Work to do: How many lines of the records below contain the word "goods"? Answer with the number alone.

Exercise material:

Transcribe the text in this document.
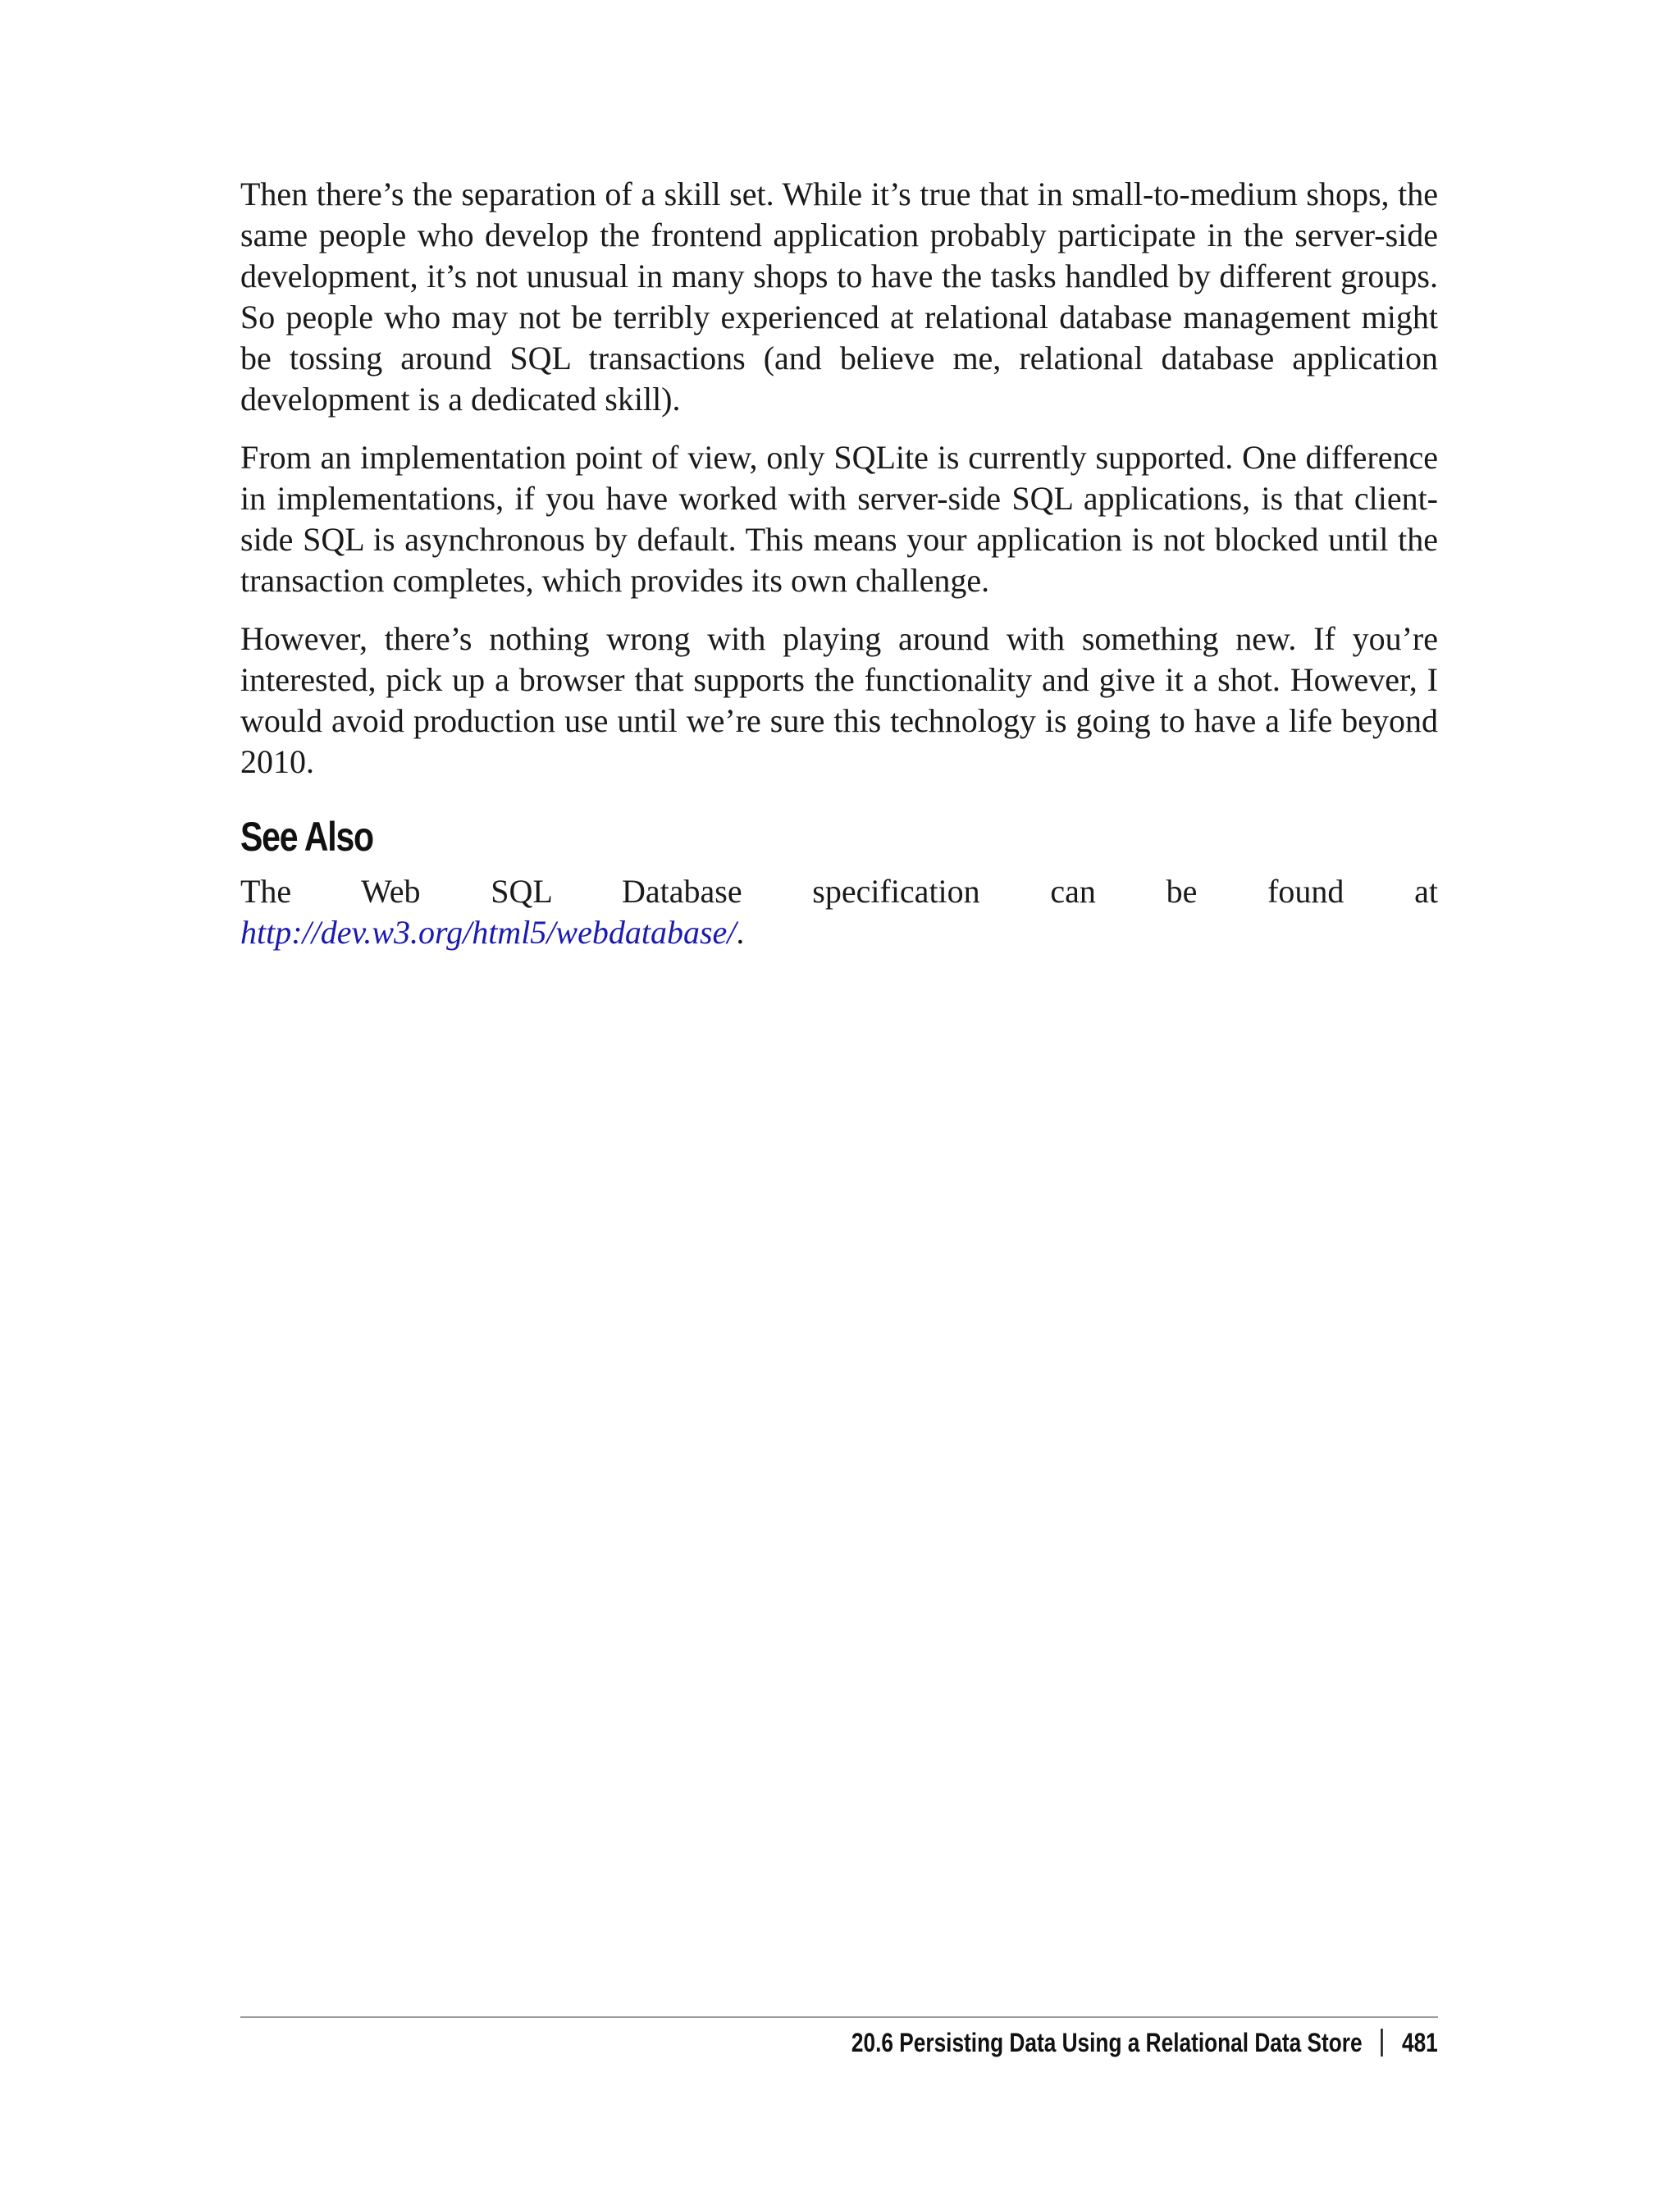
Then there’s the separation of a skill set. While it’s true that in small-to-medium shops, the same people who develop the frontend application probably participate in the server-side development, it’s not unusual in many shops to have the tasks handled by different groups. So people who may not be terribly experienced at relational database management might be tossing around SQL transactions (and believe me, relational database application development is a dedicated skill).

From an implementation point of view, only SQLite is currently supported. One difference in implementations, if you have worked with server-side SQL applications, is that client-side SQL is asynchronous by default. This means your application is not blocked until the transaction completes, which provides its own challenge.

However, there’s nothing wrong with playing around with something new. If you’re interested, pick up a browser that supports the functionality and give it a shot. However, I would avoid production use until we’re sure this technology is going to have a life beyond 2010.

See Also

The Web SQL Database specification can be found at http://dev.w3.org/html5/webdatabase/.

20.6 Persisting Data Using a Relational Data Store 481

* * *

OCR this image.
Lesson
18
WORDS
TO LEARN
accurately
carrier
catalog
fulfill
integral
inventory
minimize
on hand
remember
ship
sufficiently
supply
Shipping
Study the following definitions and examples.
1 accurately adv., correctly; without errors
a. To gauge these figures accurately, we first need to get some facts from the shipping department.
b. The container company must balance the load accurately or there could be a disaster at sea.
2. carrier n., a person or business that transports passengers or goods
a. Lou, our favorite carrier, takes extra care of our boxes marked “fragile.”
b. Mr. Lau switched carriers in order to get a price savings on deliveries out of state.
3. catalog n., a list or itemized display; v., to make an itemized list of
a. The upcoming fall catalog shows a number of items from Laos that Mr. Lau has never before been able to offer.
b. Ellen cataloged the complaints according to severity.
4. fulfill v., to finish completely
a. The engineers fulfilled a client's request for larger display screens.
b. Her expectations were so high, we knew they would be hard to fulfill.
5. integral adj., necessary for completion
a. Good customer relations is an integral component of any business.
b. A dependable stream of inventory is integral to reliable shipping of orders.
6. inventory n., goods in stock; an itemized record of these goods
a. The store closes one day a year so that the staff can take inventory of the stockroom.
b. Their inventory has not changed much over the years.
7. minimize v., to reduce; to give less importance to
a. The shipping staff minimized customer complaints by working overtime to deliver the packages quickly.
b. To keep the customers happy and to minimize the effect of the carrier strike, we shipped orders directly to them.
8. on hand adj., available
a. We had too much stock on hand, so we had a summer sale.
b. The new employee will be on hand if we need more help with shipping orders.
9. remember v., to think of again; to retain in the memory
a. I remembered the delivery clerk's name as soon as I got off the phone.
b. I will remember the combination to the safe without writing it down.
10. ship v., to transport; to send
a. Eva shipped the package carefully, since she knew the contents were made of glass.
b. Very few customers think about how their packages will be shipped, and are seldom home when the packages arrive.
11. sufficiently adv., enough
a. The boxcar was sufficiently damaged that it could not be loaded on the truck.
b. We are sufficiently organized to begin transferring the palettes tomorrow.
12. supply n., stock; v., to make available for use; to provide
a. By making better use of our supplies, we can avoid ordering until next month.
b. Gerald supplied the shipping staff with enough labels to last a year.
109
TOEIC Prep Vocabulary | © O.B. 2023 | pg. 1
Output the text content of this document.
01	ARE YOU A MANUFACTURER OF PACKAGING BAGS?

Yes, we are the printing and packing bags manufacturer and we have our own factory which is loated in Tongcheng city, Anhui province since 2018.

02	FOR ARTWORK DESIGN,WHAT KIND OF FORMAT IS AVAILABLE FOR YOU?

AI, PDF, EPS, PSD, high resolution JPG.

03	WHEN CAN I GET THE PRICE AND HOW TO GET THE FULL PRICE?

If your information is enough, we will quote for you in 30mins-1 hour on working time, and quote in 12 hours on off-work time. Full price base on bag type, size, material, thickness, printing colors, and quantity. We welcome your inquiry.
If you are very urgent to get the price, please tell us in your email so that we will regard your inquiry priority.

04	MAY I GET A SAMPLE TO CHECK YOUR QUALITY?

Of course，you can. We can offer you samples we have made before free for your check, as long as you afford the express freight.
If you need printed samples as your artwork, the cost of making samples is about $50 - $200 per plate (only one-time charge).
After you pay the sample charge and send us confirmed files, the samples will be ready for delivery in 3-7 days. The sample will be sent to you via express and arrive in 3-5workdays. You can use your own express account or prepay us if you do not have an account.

Answer to the exercise: 2